DATASET ENTRIES below:

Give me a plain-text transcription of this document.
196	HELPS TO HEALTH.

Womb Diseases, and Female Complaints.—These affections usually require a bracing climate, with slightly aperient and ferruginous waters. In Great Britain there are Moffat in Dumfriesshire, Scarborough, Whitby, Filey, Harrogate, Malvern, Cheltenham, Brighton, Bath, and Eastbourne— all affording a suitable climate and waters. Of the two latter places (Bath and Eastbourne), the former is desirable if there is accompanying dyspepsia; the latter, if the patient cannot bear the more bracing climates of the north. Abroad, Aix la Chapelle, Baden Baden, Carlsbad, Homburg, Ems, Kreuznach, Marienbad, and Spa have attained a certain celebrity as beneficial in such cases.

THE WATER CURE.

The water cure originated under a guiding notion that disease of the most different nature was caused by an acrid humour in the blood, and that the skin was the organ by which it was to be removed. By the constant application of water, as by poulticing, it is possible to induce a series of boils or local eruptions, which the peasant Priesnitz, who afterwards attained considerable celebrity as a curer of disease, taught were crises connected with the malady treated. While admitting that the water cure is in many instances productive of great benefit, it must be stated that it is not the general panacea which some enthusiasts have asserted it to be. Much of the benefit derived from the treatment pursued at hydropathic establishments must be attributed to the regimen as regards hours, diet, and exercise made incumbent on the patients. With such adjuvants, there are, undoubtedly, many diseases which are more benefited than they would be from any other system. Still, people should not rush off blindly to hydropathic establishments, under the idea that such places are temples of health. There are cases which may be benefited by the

End of DATASET ENTRIES.

For each line in the data that contains the string "such", give a copy of that line.

Womb Diseases, and Female Complaints.—These affections usually require a bracing climate, with slightly aperient and ferruginous waters. In Great Britain there are Moffat in Dumfriesshire, Scarborough, Whitby, Filey, Harrogate, Malvern, Cheltenham, Brighton, Bath, and Eastbourne— all affording a suitable climate and waters. Of the two latter places (Bath and Eastbourne), the former is desirable if there is accompanying dyspepsia; the latter, if the patient cannot bear the more bracing climates of the north. Abroad, Aix la Chapelle, Baden Baden, Carlsbad, Homburg, Ems, Kreuznach, Marienbad, and Spa have attained a certain celebrity as beneficial in such cases.
The water cure originated under a guiding notion that disease of the most different nature was caused by an acrid humour in the blood, and that the skin was the organ by which it was to be removed. By the constant application of water, as by poulticing, it is possible to induce a series of boils or local eruptions, which the peasant Priesnitz, who afterwards attained considerable celebrity as a curer of disease, taught were crises connected with the malady treated. While admitting that the water cure is in many instances productive of great benefit, it must be stated that it is not the general panacea which some enthusiasts have asserted it to be. Much of the benefit derived from the treatment pursued at hydropathic establishments must be attributed to the regimen as regards hours, diet, and exercise made incumbent on the patients. With such adjuvants, there are, undoubtedly, many diseases which are more benefited than they would be from any other system. Still, people should not rush off blindly to hydropathic establishments, under the idea that such places are temples of health. There are cases which may be benefited by the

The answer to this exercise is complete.